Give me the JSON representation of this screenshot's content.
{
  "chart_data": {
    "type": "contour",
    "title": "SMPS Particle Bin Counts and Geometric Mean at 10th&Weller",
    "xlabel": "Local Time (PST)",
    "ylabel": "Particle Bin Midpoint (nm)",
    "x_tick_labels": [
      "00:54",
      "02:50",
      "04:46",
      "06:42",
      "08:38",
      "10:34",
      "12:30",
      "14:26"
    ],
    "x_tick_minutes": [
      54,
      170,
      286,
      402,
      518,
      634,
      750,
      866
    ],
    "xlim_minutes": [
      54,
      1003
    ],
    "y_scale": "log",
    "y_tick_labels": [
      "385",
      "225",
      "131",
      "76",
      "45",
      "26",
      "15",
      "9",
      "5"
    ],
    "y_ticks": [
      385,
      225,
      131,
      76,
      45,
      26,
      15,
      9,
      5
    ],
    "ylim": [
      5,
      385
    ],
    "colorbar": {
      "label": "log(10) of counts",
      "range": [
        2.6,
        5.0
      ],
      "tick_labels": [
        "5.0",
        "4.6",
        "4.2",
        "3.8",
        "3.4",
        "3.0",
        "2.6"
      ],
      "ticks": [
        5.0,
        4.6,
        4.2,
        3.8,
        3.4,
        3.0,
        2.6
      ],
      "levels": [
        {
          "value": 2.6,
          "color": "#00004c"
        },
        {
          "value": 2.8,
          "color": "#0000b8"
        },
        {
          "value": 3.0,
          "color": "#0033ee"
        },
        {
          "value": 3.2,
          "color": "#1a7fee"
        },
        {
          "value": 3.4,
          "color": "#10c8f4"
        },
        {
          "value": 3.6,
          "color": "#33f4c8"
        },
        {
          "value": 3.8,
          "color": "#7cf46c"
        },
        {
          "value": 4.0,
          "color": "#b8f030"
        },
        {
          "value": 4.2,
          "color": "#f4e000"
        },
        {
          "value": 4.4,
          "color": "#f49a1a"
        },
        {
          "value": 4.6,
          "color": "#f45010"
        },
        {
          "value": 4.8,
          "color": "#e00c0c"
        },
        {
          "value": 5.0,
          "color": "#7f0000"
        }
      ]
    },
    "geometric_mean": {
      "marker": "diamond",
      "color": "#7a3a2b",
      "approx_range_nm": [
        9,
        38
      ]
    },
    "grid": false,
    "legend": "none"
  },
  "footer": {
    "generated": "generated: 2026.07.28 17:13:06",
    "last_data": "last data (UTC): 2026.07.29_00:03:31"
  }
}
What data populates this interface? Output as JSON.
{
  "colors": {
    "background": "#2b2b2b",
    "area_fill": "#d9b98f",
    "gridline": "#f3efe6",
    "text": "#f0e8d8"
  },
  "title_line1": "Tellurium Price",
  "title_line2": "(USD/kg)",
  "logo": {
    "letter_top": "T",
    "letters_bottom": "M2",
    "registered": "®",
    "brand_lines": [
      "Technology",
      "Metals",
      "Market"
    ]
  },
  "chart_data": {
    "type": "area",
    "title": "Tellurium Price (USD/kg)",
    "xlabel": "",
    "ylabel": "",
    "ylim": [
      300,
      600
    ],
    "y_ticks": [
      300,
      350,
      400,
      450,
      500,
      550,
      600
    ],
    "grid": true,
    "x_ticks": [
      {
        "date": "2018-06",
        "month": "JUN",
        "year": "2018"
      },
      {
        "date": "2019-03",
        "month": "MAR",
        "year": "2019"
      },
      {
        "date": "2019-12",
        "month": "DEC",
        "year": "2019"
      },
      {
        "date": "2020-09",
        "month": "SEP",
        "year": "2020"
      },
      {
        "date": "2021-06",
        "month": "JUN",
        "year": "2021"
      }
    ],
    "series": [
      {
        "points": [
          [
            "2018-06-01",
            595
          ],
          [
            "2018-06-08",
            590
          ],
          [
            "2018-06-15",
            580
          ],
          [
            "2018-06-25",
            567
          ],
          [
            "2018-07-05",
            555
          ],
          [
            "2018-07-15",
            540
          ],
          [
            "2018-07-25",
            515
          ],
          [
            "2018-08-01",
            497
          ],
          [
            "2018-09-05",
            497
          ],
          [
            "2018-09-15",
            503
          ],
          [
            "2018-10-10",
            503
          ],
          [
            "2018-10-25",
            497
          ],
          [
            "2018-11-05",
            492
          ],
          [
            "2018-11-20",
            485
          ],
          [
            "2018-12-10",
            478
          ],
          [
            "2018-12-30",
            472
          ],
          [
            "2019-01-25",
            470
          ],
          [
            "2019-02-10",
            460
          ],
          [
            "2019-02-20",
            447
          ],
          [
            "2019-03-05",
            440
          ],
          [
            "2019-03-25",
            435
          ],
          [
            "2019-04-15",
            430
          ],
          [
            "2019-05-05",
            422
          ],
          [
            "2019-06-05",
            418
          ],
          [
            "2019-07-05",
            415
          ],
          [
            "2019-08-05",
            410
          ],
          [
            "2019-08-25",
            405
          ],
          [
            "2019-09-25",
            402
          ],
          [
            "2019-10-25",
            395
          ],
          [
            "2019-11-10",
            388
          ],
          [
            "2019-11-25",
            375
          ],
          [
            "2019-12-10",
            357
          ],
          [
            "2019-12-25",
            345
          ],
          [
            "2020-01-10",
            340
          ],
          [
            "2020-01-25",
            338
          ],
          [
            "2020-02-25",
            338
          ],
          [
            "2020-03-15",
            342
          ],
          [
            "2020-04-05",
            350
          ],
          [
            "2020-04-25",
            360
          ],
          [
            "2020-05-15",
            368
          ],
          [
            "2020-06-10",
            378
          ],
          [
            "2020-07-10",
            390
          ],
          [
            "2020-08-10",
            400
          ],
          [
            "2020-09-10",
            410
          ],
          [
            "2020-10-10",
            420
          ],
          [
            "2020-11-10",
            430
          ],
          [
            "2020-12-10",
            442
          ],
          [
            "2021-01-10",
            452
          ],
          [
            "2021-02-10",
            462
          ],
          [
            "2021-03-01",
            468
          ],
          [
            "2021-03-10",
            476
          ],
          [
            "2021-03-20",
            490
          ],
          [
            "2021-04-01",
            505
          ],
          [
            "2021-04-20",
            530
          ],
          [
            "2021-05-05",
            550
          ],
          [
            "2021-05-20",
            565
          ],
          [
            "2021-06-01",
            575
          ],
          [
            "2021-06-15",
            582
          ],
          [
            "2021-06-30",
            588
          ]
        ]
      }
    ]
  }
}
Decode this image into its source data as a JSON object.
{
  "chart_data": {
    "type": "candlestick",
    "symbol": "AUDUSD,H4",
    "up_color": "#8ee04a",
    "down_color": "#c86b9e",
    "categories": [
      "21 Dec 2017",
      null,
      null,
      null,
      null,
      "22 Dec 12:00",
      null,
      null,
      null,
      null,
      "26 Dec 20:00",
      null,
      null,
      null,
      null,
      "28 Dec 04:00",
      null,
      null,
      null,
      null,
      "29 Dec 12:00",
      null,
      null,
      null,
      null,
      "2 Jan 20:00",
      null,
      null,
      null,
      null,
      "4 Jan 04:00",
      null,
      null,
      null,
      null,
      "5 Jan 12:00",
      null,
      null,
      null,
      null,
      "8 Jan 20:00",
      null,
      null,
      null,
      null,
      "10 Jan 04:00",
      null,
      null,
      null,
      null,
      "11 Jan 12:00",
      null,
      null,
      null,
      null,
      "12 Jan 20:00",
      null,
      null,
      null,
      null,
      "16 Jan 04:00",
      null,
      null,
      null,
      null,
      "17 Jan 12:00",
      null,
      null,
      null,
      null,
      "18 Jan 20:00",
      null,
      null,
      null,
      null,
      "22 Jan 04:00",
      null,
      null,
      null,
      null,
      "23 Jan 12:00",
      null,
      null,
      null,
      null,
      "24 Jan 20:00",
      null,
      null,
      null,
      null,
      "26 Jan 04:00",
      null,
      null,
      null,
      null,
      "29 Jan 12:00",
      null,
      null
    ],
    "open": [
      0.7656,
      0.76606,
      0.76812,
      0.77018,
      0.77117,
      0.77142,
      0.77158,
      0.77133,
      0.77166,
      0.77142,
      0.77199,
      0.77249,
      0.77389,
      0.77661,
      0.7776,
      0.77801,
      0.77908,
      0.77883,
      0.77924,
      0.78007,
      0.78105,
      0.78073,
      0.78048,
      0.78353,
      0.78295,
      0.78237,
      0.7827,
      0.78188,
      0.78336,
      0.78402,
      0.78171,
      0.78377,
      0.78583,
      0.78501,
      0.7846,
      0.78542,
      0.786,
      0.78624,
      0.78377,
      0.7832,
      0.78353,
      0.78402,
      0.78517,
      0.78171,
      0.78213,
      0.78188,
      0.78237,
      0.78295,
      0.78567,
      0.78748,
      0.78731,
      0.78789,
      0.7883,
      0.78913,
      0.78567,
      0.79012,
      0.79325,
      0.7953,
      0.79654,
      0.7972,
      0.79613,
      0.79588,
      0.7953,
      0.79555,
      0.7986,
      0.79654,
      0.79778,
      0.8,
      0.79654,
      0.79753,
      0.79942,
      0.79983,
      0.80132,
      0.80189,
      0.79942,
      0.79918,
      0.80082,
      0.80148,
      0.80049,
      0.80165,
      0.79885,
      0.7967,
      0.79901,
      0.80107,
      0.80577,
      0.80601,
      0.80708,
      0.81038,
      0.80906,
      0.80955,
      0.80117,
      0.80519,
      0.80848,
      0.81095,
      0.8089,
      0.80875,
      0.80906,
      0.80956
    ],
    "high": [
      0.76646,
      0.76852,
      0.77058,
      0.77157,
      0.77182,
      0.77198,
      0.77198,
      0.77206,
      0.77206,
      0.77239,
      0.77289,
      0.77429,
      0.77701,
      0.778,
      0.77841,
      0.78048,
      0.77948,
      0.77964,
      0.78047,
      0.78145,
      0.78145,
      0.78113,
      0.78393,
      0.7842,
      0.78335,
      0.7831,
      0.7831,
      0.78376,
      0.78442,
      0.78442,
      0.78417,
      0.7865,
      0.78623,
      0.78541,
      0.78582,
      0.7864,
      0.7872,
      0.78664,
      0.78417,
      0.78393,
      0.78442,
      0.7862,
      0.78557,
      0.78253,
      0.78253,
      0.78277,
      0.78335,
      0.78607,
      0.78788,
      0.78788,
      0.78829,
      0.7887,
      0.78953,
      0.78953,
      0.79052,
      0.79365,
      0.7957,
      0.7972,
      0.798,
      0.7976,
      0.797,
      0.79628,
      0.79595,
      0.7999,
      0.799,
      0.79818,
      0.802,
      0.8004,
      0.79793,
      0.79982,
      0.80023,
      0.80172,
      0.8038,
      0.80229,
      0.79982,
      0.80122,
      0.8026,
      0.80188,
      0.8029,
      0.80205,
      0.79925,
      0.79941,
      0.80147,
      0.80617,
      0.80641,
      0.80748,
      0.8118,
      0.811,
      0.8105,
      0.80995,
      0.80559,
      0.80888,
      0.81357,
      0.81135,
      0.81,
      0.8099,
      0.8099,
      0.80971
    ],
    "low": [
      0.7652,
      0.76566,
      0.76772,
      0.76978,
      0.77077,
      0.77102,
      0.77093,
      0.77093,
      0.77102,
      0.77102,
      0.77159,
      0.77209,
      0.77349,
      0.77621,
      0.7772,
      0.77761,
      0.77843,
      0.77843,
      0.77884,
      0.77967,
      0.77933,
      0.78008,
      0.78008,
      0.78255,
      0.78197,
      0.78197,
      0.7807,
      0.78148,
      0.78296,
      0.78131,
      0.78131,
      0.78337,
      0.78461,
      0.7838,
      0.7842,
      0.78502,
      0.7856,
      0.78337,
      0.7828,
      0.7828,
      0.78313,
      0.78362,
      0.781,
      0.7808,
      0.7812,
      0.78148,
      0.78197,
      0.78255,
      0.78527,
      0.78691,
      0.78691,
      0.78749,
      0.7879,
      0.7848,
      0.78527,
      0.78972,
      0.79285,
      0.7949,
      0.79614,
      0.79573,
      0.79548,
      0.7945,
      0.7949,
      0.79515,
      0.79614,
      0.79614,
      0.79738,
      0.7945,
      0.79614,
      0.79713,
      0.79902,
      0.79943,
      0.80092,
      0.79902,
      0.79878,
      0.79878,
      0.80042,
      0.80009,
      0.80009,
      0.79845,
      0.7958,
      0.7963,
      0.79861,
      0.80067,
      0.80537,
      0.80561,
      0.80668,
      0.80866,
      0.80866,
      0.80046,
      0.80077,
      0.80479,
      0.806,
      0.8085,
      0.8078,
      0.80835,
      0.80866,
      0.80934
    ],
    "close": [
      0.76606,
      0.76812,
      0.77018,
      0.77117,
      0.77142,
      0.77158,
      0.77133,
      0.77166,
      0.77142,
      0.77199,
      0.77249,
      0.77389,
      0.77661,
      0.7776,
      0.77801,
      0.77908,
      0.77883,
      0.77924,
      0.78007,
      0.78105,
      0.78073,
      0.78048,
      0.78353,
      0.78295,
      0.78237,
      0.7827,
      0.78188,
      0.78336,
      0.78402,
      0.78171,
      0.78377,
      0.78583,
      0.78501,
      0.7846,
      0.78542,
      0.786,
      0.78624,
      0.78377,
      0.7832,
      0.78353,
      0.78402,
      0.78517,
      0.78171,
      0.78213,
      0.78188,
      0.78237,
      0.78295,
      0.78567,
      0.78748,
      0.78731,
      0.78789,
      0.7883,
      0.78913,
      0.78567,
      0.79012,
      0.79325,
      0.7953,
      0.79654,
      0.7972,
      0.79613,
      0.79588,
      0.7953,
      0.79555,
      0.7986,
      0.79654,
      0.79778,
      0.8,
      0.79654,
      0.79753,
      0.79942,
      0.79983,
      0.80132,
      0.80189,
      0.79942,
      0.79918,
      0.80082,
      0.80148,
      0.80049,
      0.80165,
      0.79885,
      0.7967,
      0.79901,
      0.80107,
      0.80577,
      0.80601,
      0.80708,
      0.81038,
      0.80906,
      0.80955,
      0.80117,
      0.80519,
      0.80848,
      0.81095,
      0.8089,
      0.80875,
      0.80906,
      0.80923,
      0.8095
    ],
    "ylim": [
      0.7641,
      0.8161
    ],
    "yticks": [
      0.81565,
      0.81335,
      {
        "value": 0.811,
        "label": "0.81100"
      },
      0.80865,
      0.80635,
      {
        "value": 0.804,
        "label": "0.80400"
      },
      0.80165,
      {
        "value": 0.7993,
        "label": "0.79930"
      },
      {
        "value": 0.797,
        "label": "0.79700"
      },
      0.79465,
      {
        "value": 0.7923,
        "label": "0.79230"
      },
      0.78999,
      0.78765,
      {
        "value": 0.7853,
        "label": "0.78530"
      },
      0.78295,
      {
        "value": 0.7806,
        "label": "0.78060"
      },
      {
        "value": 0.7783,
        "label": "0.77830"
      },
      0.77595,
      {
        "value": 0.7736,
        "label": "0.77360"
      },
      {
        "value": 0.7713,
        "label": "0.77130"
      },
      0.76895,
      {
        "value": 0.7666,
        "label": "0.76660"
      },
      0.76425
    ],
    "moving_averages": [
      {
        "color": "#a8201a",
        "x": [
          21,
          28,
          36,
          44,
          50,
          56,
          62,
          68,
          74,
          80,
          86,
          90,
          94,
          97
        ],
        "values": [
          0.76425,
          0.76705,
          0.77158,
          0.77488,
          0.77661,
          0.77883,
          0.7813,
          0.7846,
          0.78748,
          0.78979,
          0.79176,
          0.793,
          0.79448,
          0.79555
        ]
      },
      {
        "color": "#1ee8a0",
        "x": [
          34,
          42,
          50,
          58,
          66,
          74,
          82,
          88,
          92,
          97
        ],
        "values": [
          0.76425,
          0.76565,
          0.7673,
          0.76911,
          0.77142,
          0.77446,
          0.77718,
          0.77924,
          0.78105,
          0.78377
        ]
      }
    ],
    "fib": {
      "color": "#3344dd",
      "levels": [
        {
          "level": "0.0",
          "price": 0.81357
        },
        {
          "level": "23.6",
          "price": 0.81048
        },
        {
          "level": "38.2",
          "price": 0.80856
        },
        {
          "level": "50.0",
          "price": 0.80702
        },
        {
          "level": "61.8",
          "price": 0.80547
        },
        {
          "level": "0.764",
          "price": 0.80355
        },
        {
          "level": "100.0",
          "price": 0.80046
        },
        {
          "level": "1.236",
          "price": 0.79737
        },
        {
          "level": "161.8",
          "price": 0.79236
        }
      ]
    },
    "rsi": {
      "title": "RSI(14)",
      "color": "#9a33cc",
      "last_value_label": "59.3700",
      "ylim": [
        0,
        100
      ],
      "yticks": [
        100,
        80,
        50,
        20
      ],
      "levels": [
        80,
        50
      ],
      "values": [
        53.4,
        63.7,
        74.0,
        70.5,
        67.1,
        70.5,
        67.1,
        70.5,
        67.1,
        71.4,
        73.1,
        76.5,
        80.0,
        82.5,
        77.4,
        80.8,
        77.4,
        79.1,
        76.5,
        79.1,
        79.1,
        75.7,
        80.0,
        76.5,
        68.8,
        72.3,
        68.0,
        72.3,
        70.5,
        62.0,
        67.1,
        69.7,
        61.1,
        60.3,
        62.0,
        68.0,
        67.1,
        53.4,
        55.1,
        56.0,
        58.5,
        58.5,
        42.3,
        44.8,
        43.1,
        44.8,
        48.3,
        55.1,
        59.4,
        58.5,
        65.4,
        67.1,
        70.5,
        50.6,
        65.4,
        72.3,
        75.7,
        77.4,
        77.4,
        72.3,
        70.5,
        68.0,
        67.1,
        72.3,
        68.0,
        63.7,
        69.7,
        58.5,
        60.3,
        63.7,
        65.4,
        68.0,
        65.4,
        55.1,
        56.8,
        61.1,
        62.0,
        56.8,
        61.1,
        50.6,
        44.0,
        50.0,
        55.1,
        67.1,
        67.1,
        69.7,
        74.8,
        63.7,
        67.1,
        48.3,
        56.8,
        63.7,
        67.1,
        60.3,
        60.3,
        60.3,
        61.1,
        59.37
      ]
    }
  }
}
* * * *
What is asked> Pick each line holding the word "JSON" out of the listing.

Exercise answer>
Give me the JSON representation of this screenshot's content.
What data populates this interface? Output as JSON.
Decode this image into its source data as a JSON object.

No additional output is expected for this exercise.